* To be done *
Pull each line containing "Машинист" out of the data and copy it.

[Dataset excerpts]

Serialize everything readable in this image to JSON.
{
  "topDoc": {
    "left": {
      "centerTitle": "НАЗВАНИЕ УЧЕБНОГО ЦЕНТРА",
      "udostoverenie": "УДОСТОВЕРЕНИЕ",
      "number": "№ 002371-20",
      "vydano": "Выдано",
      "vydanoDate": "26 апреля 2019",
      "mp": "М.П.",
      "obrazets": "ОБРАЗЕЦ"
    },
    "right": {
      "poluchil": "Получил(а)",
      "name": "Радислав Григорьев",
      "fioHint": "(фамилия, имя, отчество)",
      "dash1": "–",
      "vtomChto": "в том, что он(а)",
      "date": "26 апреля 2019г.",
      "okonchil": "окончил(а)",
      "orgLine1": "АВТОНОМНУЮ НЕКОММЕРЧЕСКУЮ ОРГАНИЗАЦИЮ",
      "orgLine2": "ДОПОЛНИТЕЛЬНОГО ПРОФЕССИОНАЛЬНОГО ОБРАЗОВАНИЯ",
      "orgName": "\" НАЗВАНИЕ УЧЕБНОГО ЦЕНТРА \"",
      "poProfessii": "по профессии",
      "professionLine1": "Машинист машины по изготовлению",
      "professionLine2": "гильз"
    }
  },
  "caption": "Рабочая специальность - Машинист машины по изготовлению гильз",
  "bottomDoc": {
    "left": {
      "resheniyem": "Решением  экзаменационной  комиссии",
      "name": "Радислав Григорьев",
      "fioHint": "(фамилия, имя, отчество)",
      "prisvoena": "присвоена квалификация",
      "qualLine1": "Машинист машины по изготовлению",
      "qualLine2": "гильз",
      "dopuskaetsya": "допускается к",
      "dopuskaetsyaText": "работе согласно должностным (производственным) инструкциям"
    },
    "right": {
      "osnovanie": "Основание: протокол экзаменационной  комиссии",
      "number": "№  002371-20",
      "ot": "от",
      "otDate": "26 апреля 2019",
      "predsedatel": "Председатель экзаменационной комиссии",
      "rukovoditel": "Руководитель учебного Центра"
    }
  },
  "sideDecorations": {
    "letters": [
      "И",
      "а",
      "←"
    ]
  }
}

* Answer to the exercise *
      "professionLine1": "Машинист машины по изготовлению",
  "caption": "Рабочая специальность - Машинист машины по изготовлению гильз",
      "qualLine1": "Машинист машины по изготовлению",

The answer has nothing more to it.